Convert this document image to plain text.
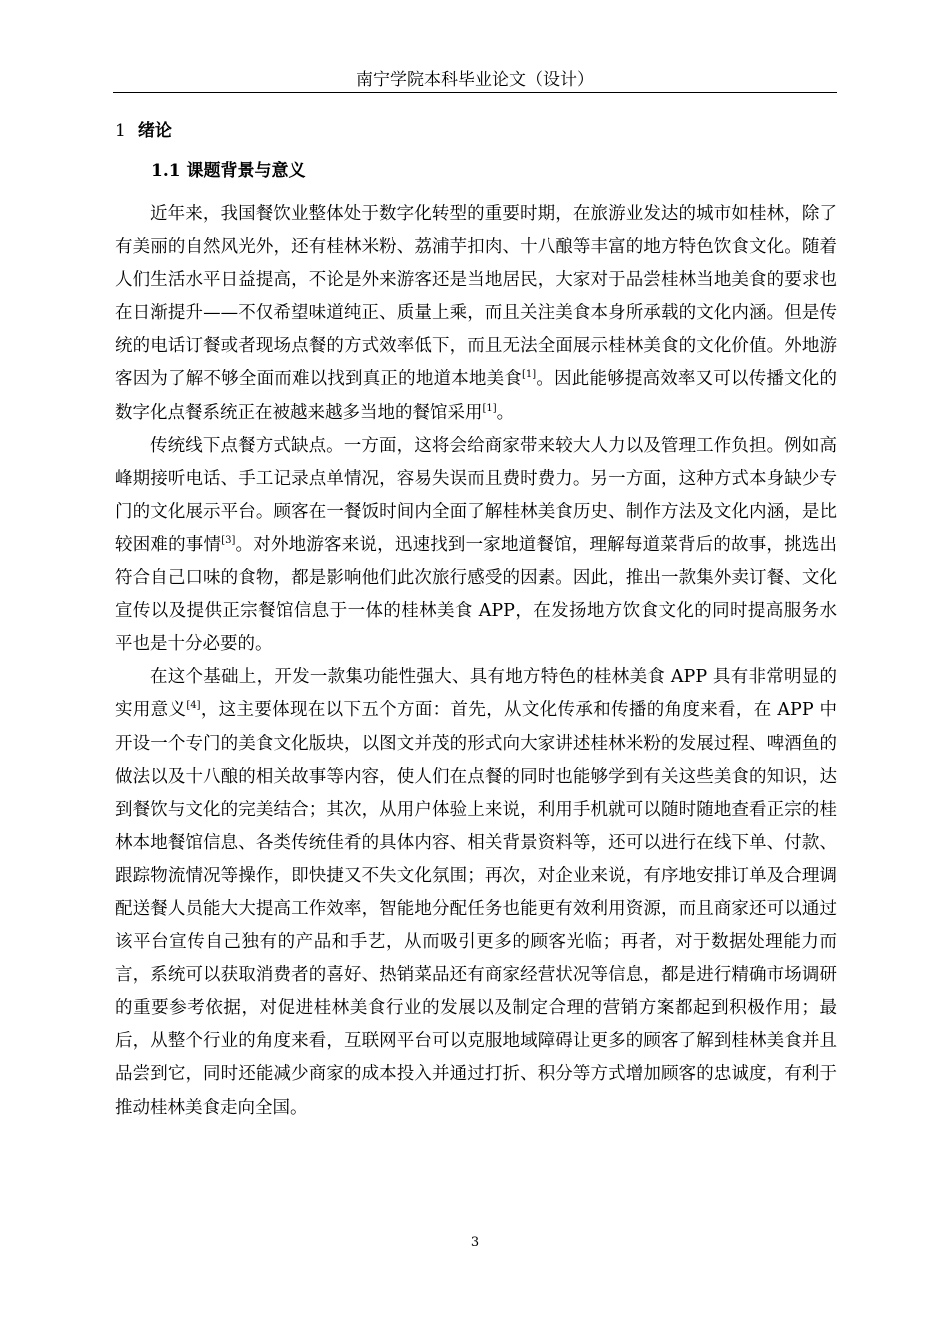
南宁学院本科毕业论文（设计）
1 绪论
1.1 课题背景与意义

近年来，我国餐饮业整体处于数字化转型的重要时期，在旅游业发达的城市如桂林，除了有美丽的自然风光外，还有桂林米粉、荔浦芋扣肉、十八酿等丰富的地方特色饮食文化。随着人们生活水平日益提高，不论是外来游客还是当地居民，大家对于品尝桂林当地美食的要求也在日渐提升——不仅希望味道纯正、质量上乘，而且关注美食本身所承载的文化内涵。但是传统的电话订餐或者现场点餐的方式效率低下，而且无法全面展示桂林美食的文化价值。外地游客因为了解不够全面而难以找到真正的地道本地美食[1]。因此能够提高效率又可以传播文化的数字化点餐系统正在被越来越多当地的餐馆采用[1]。

传统线下点餐方式缺点。一方面，这将会给商家带来较大人力以及管理工作负担。例如高峰期接听电话、手工记录点单情况，容易失误而且费时费力。另一方面，这种方式本身缺少专门的文化展示平台。顾客在一餐饭时间内全面了解桂林美食历史、制作方法及文化内涵，是比较困难的事情[3]。对外地游客来说，迅速找到一家地道餐馆，理解每道菜背后的故事，挑选出符合自己口味的食物，都是影响他们此次旅行感受的因素。因此，推出一款集外卖订餐、文化宣传以及提供正宗餐馆信息于一体的桂林美食 APP，在发扬地方饮食文化的同时提高服务水平也是十分必要的。

在这个基础上，开发一款集功能性强大、具有地方特色的桂林美食 APP 具有非常明显的实用意义[4]，这主要体现在以下五个方面：首先，从文化传承和传播的角度来看，在 APP 中开设一个专门的美食文化版块，以图文并茂的形式向大家讲述桂林米粉的发展过程、啤酒鱼的做法以及十八酿的相关故事等内容，使人们在点餐的同时也能够学到有关这些美食的知识，达到餐饮与文化的完美结合；其次，从用户体验上来说，利用手机就可以随时随地查看正宗的桂林本地餐馆信息、各类传统佳肴的具体内容、相关背景资料等，还可以进行在线下单、付款、跟踪物流情况等操作，即快捷又不失文化氛围；再次，对企业来说，有序地安排订单及合理调配送餐人员能大大提高工作效率，智能地分配任务也能更有效利用资源，而且商家还可以通过该平台宣传自己独有的产品和手艺，从而吸引更多的顾客光临；再者，对于数据处理能力而言，系统可以获取消费者的喜好、热销菜品还有商家经营状况等信息，都是进行精确市场调研的重要参考依据，对促进桂林美食行业的发展以及制定合理的营销方案都起到积极作用；最后，从整个行业的角度来看，互联网平台可以克服地域障碍让更多的顾客了解到桂林美食并且品尝到它，同时还能减少商家的成本投入并通过打折、积分等方式增加顾客的忠诚度，有利于推动桂林美食走向全国。

3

####

• [WHAT IS BEING ASKED] Except for the pictures, reproduce every line exactly.

• [COMPLETE RESPONSE]
Convert this document image to plain text.
南宁学院本科毕业论文（设计）
1 绪论
1.1 课题背景与意义

近年来，我国餐饮业整体处于数字化转型的重要时期，在旅游业发达的城市如桂林，除了有美丽的自然风光外，还有桂林米粉、荔浦芋扣肉、十八酿等丰富的地方特色饮食文化。随着人们生活水平日益提高，不论是外来游客还是当地居民，大家对于品尝桂林当地美食的要求也在日渐提升——不仅希望味道纯正、质量上乘，而且关注美食本身所承载的文化内涵。但是传统的电话订餐或者现场点餐的方式效率低下，而且无法全面展示桂林美食的文化价值。外地游客因为了解不够全面而难以找到真正的地道本地美食[1]。因此能够提高效率又可以传播文化的数字化点餐系统正在被越来越多当地的餐馆采用[1]。

传统线下点餐方式缺点。一方面，这将会给商家带来较大人力以及管理工作负担。例如高峰期接听电话、手工记录点单情况，容易失误而且费时费力。另一方面，这种方式本身缺少专门的文化展示平台。顾客在一餐饭时间内全面了解桂林美食历史、制作方法及文化内涵，是比较困难的事情[3]。对外地游客来说，迅速找到一家地道餐馆，理解每道菜背后的故事，挑选出符合自己口味的食物，都是影响他们此次旅行感受的因素。因此，推出一款集外卖订餐、文化宣传以及提供正宗餐馆信息于一体的桂林美食 APP，在发扬地方饮食文化的同时提高服务水平也是十分必要的。

在这个基础上，开发一款集功能性强大、具有地方特色的桂林美食 APP 具有非常明显的实用意义[4]，这主要体现在以下五个方面：首先，从文化传承和传播的角度来看，在 APP 中开设一个专门的美食文化版块，以图文并茂的形式向大家讲述桂林米粉的发展过程、啤酒鱼的做法以及十八酿的相关故事等内容，使人们在点餐的同时也能够学到有关这些美食的知识，达到餐饮与文化的完美结合；其次，从用户体验上来说，利用手机就可以随时随地查看正宗的桂林本地餐馆信息、各类传统佳肴的具体内容、相关背景资料等，还可以进行在线下单、付款、跟踪物流情况等操作，即快捷又不失文化氛围；再次，对企业来说，有序地安排订单及合理调配送餐人员能大大提高工作效率，智能地分配任务也能更有效利用资源，而且商家还可以通过该平台宣传自己独有的产品和手艺，从而吸引更多的顾客光临；再者，对于数据处理能力而言，系统可以获取消费者的喜好、热销菜品还有商家经营状况等信息，都是进行精确市场调研的重要参考依据，对促进桂林美食行业的发展以及制定合理的营销方案都起到积极作用；最后，从整个行业的角度来看，互联网平台可以克服地域障碍让更多的顾客了解到桂林美食并且品尝到它，同时还能减少商家的成本投入并通过打折、积分等方式增加顾客的忠诚度，有利于推动桂林美食走向全国。

3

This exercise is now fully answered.